### Requirement
From the entries below, copy every line that holds the word "Open".

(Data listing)
- - - - - - -

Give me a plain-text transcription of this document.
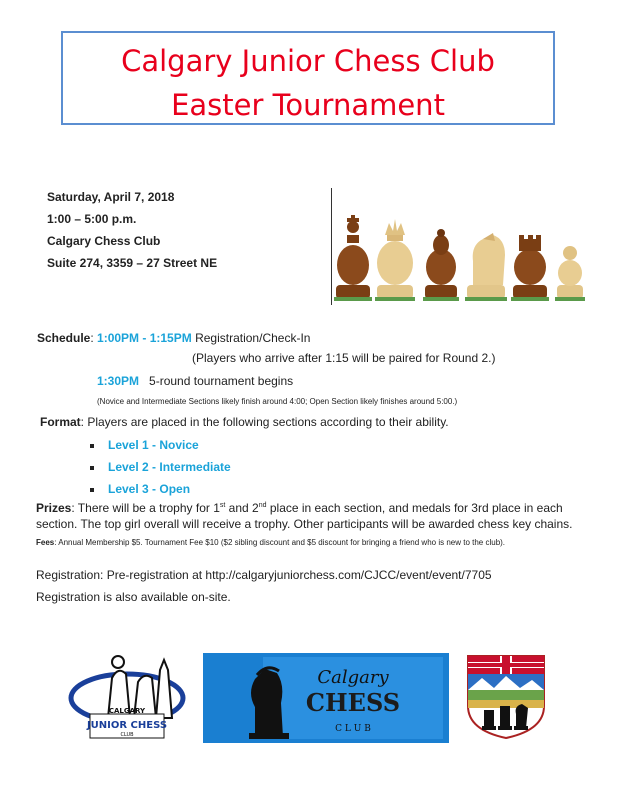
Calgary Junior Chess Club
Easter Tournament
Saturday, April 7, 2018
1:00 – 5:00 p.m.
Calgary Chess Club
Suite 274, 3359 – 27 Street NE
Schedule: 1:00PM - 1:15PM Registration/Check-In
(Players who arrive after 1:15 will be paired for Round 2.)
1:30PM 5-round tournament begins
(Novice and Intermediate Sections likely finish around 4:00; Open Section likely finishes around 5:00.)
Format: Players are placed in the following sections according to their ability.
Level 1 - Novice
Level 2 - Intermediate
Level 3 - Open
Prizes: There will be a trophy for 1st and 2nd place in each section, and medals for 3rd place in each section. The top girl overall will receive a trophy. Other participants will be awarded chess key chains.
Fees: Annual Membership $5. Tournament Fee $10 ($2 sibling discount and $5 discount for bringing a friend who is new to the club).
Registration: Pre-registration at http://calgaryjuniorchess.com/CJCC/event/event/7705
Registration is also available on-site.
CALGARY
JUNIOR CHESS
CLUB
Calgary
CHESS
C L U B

- - - - - - -

### Right answer
(Novice and Intermediate Sections likely finish around 4:00; Open Section likely finishes around 5:00.)
Level 3 - Open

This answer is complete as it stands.